=== Task to complete ===
Where a line in the listing contains the string "into", copy that line out.

## START Extracted entries

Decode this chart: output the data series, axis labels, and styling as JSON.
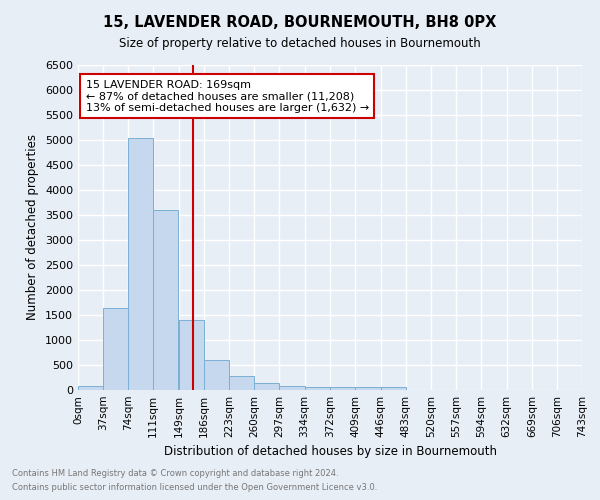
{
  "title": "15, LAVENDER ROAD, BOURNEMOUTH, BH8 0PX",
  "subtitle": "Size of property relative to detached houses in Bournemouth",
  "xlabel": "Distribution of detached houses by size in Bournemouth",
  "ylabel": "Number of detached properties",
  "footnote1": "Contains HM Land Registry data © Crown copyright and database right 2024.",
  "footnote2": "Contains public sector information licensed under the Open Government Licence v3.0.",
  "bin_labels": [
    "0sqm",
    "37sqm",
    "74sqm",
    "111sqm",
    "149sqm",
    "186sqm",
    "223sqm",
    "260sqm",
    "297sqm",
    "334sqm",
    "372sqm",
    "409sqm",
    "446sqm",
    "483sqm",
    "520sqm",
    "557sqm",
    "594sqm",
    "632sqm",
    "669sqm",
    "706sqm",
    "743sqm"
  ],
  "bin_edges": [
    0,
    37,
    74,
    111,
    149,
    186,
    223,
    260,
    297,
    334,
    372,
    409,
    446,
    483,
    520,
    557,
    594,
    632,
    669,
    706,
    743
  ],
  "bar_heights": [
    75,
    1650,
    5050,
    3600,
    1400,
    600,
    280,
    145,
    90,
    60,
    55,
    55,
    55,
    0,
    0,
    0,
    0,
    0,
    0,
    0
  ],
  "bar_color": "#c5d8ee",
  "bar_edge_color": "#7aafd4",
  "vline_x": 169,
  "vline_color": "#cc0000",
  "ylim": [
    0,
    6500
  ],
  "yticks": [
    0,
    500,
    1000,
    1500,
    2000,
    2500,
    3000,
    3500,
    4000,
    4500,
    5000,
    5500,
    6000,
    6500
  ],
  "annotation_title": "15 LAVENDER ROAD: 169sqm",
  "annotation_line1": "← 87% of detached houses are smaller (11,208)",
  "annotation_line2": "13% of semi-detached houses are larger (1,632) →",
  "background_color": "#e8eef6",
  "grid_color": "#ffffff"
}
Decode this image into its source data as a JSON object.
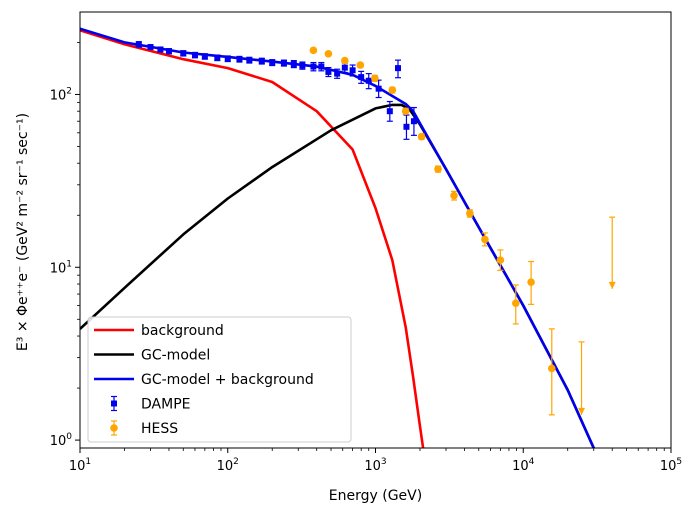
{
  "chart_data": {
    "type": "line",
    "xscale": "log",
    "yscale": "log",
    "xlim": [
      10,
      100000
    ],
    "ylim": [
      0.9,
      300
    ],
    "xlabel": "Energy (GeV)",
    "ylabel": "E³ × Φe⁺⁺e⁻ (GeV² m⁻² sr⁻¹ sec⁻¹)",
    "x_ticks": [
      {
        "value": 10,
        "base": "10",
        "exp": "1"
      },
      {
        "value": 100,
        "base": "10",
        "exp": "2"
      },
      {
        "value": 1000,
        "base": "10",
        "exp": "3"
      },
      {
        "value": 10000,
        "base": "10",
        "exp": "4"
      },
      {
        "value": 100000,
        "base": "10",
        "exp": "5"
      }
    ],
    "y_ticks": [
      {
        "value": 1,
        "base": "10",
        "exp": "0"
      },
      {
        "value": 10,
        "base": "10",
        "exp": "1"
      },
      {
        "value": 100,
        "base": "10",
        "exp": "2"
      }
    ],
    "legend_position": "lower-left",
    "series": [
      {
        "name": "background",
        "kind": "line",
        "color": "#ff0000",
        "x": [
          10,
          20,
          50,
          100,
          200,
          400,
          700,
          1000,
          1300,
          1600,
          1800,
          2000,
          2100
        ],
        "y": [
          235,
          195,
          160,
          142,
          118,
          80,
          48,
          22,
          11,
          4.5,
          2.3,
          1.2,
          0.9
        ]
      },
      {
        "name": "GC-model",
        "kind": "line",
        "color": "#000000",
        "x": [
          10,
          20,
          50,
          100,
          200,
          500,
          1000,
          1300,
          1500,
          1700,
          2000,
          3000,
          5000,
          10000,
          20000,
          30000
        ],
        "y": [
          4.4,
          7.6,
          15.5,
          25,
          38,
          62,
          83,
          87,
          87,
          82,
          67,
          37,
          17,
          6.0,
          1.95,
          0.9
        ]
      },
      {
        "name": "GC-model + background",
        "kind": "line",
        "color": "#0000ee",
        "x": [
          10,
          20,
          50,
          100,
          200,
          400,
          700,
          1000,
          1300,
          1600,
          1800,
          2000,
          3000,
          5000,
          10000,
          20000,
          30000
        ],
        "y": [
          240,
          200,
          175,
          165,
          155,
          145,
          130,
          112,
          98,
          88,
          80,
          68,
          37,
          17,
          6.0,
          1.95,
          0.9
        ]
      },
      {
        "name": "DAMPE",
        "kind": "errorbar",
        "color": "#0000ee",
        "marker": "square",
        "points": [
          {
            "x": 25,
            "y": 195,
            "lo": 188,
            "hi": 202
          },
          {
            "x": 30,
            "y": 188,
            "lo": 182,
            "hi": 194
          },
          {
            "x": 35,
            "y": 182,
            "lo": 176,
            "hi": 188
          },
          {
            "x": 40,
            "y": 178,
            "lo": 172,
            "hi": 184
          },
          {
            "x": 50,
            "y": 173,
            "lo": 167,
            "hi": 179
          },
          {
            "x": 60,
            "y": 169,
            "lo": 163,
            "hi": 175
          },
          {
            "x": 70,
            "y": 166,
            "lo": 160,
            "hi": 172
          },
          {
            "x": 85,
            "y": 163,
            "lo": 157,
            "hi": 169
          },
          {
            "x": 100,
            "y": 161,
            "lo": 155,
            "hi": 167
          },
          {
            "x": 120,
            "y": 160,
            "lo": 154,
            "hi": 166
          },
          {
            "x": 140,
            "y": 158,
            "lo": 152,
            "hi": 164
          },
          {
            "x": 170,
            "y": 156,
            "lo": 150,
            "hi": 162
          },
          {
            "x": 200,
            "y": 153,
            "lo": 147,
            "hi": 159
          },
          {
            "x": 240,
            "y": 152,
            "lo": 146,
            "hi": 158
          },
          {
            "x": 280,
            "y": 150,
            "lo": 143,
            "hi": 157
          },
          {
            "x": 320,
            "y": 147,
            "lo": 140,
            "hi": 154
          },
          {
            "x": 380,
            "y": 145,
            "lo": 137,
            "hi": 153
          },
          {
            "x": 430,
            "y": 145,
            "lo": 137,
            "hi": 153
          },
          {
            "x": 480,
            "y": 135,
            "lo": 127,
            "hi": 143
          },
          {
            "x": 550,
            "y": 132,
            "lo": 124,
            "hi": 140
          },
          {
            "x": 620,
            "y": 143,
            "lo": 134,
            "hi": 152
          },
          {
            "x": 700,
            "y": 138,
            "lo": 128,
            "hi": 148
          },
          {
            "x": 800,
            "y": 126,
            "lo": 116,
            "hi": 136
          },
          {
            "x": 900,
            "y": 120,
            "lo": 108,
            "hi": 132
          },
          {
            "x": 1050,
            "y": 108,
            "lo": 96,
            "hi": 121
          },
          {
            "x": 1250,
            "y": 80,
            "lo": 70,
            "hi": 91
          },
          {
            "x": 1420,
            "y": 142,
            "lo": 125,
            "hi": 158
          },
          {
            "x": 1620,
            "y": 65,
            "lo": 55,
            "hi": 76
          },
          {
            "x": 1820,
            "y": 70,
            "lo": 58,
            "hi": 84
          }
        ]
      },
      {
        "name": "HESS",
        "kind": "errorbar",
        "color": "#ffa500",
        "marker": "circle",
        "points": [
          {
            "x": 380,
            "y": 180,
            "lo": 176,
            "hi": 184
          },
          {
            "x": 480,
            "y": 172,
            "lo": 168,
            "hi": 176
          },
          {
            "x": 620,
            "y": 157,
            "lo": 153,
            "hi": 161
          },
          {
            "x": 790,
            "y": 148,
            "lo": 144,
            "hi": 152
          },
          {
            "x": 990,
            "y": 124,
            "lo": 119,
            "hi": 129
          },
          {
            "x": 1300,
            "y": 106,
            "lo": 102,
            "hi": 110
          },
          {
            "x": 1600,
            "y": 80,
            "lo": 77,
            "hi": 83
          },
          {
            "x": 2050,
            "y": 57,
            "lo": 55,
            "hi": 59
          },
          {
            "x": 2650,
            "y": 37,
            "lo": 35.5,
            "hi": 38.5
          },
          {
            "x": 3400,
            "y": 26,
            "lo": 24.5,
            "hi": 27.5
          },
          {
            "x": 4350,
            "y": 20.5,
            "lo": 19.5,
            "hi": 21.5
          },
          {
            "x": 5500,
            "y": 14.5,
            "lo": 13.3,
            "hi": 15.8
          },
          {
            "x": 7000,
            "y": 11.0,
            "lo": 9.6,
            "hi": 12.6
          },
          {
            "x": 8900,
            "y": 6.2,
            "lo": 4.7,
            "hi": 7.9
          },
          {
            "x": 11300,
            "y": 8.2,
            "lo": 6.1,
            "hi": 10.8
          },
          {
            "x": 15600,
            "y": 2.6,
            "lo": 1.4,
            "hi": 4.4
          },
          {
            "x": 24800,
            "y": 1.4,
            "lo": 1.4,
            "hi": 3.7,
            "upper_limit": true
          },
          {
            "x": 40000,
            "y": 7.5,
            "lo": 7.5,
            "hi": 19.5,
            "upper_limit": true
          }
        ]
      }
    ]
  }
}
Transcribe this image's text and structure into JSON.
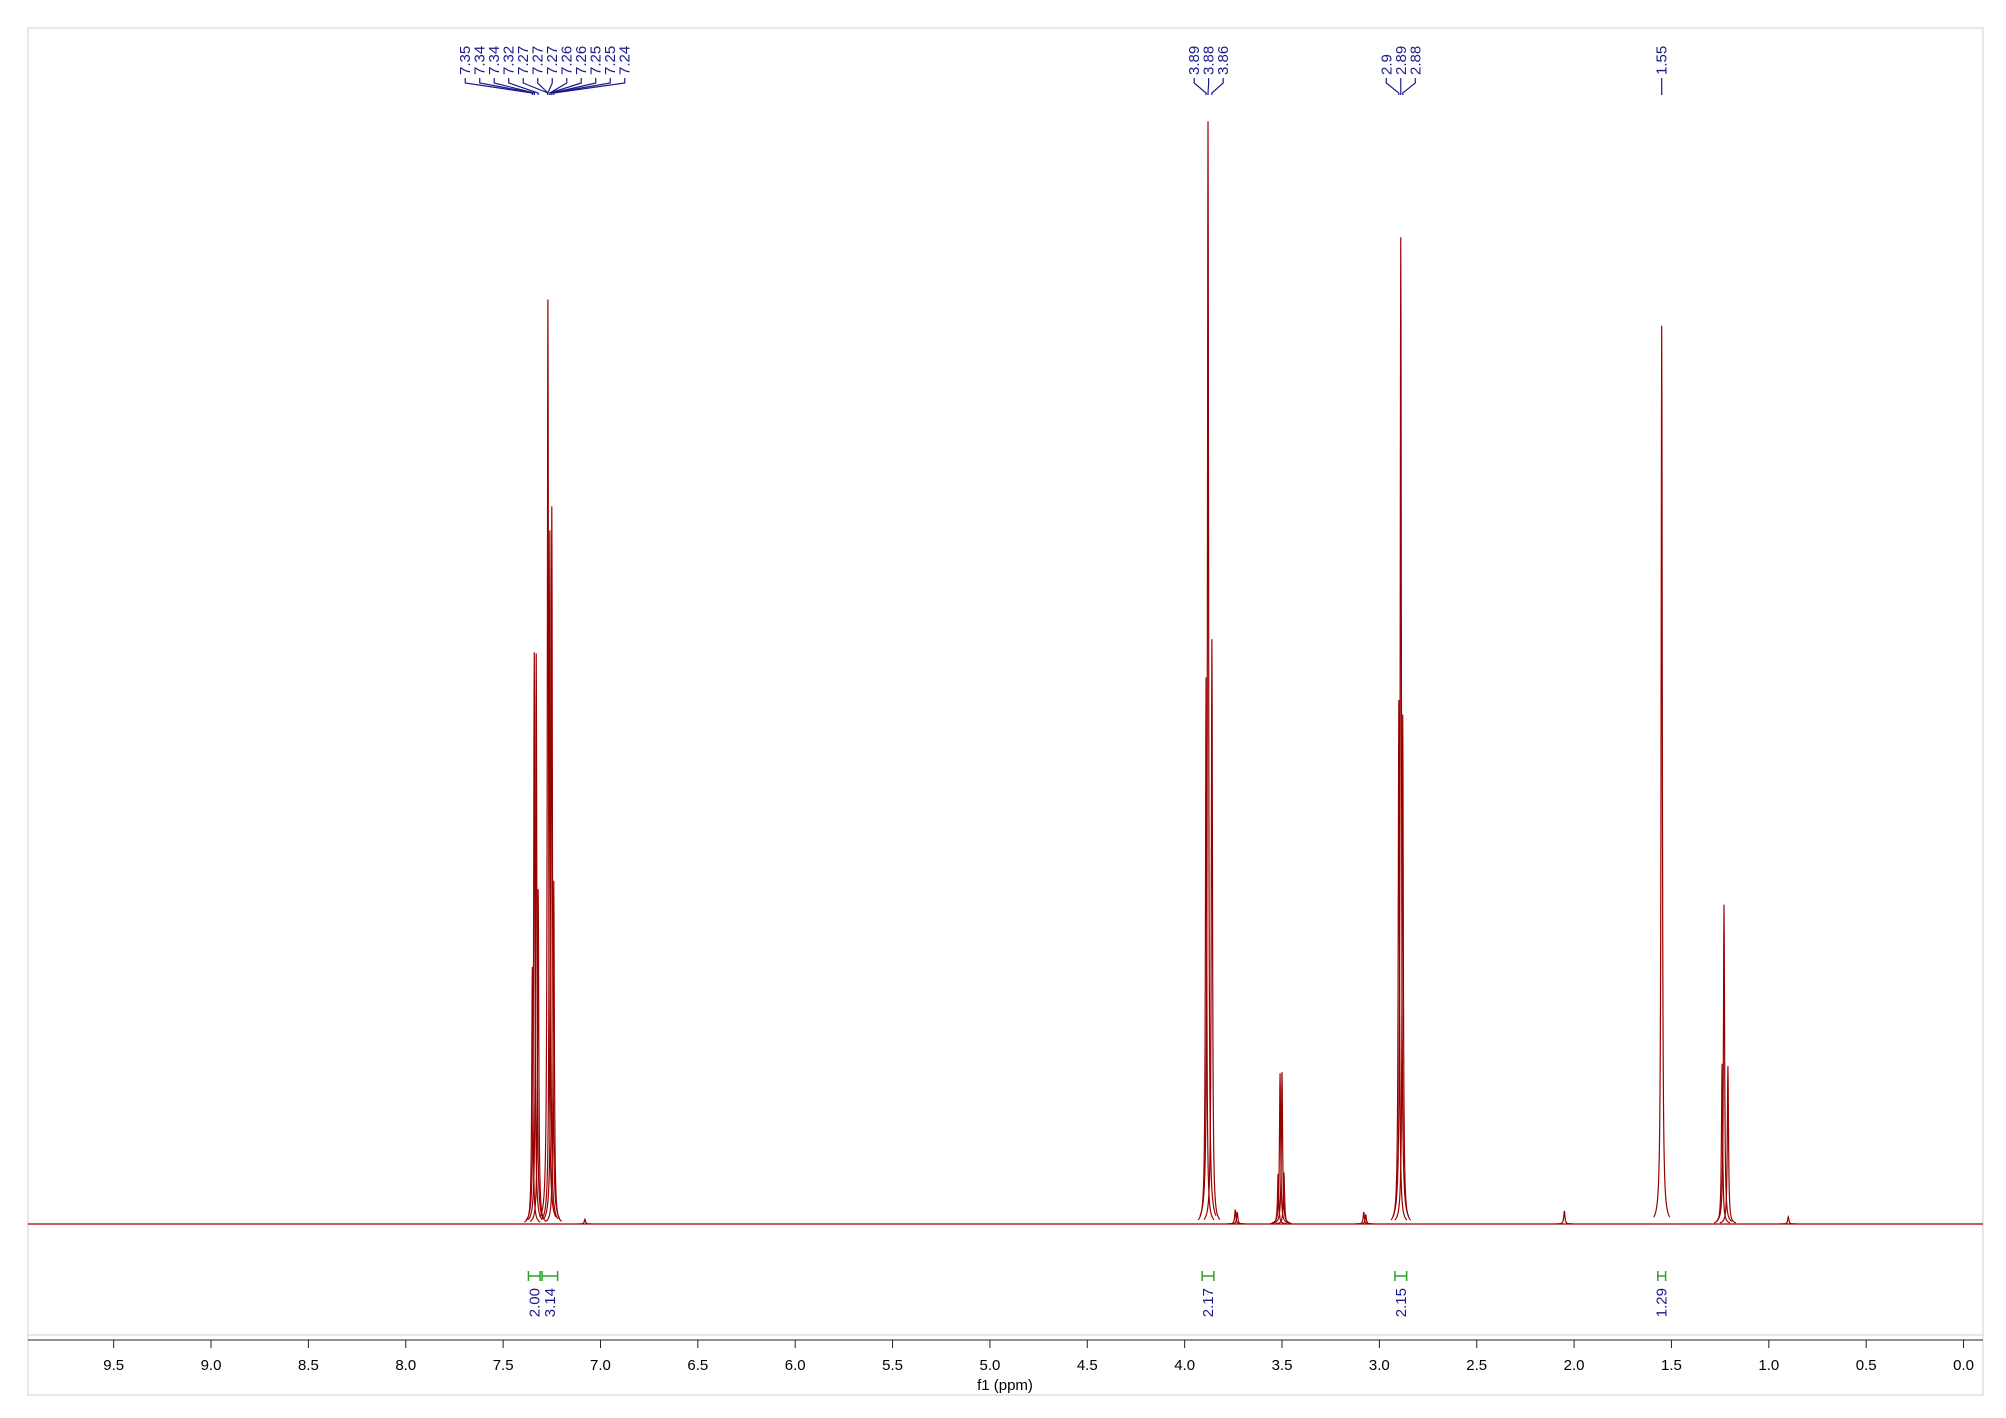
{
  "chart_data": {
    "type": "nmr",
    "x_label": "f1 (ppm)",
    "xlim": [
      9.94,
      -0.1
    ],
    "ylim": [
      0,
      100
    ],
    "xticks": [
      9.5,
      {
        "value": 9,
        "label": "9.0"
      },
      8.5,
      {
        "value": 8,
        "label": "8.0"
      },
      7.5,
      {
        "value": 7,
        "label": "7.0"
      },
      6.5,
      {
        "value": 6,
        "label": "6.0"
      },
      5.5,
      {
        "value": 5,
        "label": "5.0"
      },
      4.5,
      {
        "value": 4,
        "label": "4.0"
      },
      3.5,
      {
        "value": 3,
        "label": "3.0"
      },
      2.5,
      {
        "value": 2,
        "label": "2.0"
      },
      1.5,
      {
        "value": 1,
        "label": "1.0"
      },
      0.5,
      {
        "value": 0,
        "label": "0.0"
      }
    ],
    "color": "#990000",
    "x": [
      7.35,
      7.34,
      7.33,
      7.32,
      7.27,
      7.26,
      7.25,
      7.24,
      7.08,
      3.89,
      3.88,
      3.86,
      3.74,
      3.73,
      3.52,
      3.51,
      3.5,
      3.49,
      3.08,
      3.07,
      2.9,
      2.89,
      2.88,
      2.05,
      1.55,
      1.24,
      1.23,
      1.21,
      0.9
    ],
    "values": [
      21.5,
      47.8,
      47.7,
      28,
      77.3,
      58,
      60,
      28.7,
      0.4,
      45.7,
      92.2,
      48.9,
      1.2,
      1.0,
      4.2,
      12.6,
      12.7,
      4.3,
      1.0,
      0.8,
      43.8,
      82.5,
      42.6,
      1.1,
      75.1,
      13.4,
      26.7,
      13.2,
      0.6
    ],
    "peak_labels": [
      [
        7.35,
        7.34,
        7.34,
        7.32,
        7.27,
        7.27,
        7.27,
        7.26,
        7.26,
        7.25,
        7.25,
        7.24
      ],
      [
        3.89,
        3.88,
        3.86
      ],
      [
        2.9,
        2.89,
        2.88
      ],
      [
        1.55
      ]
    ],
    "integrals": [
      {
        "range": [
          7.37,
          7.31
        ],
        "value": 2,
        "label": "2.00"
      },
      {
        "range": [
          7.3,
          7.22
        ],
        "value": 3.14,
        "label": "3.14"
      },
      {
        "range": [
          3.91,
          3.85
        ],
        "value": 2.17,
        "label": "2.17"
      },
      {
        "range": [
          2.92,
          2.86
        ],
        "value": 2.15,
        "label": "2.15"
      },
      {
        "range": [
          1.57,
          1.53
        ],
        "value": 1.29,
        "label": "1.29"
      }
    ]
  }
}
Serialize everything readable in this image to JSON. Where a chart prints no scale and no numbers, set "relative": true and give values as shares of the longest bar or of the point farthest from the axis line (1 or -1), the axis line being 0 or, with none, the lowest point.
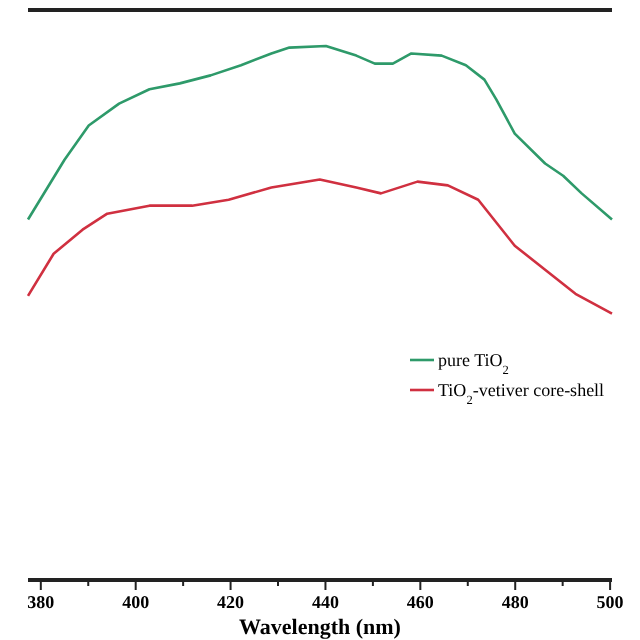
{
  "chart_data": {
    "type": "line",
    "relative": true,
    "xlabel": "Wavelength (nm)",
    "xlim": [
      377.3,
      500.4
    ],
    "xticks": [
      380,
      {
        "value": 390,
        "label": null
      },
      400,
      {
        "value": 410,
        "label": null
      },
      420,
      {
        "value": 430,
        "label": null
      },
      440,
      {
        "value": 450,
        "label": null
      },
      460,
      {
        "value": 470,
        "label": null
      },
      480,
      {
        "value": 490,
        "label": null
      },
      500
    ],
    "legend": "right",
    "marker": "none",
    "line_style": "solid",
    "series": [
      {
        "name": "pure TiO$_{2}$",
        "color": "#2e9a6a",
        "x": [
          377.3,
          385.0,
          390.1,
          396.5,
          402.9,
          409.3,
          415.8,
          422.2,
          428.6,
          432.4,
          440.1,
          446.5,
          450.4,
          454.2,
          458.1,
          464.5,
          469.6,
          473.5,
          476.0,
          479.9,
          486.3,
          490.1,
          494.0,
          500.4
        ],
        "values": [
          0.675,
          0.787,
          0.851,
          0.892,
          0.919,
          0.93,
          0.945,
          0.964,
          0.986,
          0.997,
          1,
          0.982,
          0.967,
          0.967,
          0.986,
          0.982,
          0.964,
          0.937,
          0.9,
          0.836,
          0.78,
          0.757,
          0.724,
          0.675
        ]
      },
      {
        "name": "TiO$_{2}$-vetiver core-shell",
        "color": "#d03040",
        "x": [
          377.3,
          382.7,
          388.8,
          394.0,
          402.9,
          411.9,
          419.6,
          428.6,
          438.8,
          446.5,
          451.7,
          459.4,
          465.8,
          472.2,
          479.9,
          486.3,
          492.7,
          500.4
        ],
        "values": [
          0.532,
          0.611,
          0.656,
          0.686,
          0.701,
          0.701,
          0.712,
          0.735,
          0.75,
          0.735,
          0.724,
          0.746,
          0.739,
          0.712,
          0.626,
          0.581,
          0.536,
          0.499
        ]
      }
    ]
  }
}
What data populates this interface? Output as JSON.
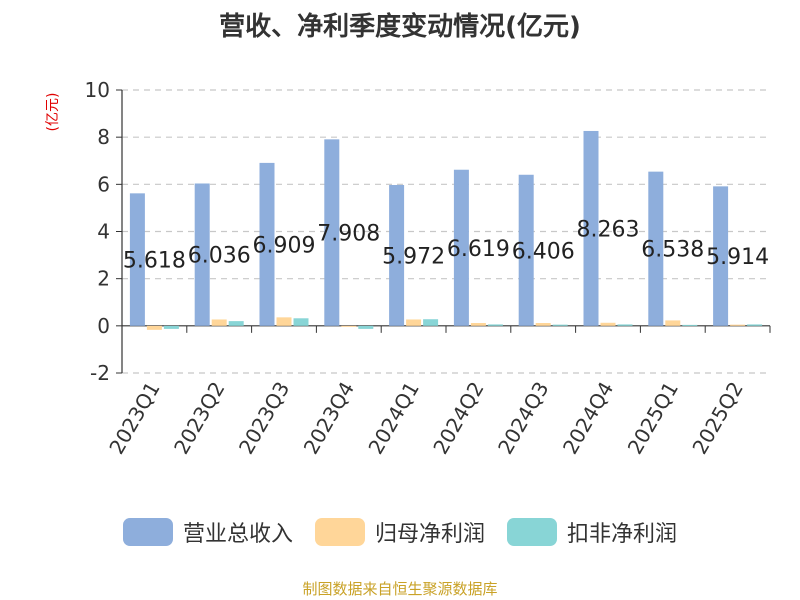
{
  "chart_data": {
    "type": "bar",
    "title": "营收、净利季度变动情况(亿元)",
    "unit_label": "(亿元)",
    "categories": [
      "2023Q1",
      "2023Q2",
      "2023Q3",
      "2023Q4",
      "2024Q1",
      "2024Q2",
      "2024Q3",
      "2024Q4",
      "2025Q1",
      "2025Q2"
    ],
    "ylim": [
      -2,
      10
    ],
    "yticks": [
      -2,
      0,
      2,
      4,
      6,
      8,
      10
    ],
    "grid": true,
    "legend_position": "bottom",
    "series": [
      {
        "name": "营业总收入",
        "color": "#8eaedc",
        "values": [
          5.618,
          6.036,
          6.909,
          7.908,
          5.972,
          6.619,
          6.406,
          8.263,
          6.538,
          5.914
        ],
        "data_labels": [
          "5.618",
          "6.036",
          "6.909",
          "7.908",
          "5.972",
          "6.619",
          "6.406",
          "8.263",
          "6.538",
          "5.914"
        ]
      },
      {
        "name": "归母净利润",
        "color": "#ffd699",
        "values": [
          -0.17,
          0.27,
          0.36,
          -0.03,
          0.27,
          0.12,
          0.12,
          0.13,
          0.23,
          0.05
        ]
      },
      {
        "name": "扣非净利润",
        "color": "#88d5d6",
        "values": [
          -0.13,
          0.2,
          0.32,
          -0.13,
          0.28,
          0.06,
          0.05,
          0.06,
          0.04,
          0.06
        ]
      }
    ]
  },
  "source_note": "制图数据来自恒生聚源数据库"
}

## END Extracted entries

=== Output for this exercise ===
Decode this image into its source data as a JSON object.
Transcribe this image's text and structure into JSON.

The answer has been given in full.